(Collected data)

▬▬▬▬▬▬

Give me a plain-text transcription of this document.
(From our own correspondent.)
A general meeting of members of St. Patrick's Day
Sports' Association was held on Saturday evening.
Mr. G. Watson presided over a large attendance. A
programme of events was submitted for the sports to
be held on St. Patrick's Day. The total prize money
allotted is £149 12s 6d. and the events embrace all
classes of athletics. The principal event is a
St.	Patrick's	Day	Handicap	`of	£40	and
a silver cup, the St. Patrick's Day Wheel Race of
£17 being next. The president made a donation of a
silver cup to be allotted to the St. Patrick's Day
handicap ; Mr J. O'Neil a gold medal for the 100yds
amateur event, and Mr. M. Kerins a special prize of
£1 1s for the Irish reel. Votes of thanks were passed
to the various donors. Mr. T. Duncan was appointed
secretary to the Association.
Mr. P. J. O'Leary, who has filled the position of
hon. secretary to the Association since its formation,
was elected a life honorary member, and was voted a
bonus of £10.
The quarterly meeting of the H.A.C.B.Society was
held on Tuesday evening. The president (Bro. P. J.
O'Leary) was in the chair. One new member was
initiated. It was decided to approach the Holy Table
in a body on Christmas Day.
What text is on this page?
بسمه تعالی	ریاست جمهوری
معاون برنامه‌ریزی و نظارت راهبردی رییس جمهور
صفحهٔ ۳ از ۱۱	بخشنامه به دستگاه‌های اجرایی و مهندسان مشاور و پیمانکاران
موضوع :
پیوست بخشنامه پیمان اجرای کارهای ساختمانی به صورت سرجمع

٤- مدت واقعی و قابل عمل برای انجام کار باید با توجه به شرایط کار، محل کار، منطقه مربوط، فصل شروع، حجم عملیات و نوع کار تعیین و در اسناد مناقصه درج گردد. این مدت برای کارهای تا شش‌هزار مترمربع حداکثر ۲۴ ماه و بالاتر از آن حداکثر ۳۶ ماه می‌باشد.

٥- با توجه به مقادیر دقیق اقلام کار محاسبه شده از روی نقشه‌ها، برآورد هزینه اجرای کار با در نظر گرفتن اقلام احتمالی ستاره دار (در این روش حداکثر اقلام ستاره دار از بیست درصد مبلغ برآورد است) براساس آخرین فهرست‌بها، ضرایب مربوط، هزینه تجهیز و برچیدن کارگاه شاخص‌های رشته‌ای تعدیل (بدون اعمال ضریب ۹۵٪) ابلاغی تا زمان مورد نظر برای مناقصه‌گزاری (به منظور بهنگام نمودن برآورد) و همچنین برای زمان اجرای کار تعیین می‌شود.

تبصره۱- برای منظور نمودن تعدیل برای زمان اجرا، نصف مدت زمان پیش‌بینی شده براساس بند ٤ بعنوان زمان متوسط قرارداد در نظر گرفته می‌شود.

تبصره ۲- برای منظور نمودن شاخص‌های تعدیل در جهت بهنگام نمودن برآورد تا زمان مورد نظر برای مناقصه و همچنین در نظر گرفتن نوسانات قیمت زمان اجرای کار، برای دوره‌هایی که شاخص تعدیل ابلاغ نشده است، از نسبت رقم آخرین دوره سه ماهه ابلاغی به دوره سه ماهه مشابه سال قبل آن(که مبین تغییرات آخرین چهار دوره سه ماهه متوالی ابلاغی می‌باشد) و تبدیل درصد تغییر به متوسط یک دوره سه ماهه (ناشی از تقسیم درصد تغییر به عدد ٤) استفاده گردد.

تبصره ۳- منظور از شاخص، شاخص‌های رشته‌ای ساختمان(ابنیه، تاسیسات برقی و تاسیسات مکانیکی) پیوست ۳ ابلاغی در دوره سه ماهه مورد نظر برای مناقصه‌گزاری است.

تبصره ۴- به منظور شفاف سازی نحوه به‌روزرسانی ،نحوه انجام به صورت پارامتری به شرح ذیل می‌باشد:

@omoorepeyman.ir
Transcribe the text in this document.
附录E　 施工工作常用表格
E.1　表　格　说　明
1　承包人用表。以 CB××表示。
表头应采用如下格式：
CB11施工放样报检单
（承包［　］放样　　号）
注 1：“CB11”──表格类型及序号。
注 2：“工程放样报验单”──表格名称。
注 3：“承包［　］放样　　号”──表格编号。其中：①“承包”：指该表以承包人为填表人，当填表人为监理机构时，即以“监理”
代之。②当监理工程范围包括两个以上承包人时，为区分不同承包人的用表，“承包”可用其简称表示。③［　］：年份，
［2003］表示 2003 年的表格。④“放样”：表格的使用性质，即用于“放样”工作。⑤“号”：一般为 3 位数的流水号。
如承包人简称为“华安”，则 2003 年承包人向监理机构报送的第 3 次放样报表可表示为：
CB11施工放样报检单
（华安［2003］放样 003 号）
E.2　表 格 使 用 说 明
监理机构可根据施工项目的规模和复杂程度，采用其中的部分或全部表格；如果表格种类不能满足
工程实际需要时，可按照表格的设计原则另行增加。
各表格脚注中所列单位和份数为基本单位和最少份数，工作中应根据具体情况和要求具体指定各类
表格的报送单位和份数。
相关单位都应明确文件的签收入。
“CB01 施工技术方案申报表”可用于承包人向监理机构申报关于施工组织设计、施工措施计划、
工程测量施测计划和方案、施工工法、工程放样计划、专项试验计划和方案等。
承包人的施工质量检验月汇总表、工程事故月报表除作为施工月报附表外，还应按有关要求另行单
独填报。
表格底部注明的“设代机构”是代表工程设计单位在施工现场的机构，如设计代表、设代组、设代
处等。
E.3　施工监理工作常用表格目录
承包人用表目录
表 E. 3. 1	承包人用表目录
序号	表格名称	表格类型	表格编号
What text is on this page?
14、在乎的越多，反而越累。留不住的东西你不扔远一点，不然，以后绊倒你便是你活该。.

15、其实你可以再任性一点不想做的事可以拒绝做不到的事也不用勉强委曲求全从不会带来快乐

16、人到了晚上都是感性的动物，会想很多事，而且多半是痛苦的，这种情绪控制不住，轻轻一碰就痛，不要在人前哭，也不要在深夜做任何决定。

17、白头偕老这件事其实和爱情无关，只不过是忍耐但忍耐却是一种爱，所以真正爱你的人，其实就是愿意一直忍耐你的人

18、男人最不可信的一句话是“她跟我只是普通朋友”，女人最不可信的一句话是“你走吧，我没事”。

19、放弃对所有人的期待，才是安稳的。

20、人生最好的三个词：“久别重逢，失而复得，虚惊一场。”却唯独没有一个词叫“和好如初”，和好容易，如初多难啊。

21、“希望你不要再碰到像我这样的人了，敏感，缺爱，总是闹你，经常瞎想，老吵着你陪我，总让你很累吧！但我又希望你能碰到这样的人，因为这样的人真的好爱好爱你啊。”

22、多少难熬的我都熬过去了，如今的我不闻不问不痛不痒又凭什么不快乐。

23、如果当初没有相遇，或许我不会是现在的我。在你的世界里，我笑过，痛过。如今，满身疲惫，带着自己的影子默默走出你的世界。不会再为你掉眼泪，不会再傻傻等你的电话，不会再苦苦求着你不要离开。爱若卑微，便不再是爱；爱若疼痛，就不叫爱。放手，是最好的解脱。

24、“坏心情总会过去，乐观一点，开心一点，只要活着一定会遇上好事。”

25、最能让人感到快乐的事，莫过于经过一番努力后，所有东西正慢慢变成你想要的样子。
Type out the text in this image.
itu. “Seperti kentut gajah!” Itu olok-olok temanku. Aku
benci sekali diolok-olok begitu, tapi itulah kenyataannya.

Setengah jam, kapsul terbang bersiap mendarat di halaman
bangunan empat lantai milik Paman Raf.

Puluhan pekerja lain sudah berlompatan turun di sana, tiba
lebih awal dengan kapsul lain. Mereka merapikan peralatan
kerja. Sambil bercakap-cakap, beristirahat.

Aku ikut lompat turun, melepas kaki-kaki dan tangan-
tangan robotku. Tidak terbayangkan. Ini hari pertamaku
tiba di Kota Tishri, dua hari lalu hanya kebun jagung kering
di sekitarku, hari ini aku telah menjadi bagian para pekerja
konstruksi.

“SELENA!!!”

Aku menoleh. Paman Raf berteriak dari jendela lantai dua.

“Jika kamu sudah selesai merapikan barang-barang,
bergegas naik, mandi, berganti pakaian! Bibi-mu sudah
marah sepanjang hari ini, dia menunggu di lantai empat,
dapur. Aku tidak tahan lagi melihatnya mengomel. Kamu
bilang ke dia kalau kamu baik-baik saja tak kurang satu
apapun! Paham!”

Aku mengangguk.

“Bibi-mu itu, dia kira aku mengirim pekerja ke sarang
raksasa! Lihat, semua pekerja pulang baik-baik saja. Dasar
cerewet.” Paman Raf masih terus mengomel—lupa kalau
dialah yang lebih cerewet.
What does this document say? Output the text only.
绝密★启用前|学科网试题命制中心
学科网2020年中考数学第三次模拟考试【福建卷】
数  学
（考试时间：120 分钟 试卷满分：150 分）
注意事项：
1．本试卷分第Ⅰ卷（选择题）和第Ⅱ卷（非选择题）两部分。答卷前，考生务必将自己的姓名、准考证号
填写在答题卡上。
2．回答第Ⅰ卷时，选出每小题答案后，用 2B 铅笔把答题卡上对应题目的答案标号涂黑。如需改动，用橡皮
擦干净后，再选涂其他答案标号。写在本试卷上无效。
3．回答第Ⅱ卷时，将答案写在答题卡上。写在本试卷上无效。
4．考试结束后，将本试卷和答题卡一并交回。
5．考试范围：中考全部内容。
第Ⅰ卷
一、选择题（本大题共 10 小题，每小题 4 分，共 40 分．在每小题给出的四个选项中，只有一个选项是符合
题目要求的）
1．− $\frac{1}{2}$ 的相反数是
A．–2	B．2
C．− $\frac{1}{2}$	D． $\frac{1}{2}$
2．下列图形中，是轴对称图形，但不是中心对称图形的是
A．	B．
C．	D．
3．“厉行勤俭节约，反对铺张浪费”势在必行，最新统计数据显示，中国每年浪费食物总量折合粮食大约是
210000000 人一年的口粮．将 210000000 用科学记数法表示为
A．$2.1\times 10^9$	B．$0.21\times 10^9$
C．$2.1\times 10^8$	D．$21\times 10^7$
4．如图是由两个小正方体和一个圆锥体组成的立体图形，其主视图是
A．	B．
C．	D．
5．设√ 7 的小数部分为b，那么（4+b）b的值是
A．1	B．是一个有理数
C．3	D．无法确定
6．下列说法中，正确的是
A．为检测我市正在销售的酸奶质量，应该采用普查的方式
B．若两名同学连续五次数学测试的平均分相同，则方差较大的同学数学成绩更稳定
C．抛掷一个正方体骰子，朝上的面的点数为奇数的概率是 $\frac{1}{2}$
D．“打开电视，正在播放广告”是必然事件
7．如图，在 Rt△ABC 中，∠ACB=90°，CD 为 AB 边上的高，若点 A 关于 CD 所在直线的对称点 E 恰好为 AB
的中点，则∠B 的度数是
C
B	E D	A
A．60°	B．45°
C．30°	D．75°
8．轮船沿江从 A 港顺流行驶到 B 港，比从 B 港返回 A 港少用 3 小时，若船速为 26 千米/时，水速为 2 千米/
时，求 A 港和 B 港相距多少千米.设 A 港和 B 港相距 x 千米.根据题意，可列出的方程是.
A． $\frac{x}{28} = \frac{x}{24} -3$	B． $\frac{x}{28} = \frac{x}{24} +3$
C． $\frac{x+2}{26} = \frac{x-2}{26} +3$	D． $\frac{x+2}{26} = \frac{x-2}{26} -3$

▬▬▬▬▬▬

▸ **Given problem**: Pick out the lines that have the word "گردد". Copy them all.

▸ **Task solution**:
٤- مدت واقعی و قابل عمل برای انجام کار باید با توجه به شرایط کار، محل کار، منطقه مربوط، فصل شروع، حجم عملیات و نوع کار تعیین و در اسناد مناقصه درج گردد. این مدت برای کارهای تا شش‌هزار مترمربع حداکثر ۲۴ ماه و بالاتر از آن حداکثر ۳۶ ماه می‌باشد.
تبصره ۲- برای منظور نمودن شاخص‌های تعدیل در جهت بهنگام نمودن برآورد تا زمان مورد نظر برای مناقصه و همچنین در نظر گرفتن نوسانات قیمت زمان اجرای کار، برای دوره‌هایی که شاخص تعدیل ابلاغ نشده است، از نسبت رقم آخرین دوره سه ماهه ابلاغی به دوره سه ماهه مشابه سال قبل آن(که مبین تغییرات آخرین چهار دوره سه ماهه متوالی ابلاغی می‌باشد) و تبدیل درصد تغییر به متوسط یک دوره سه ماهه (ناشی از تقسیم درصد تغییر به عدد ٤) استفاده گردد.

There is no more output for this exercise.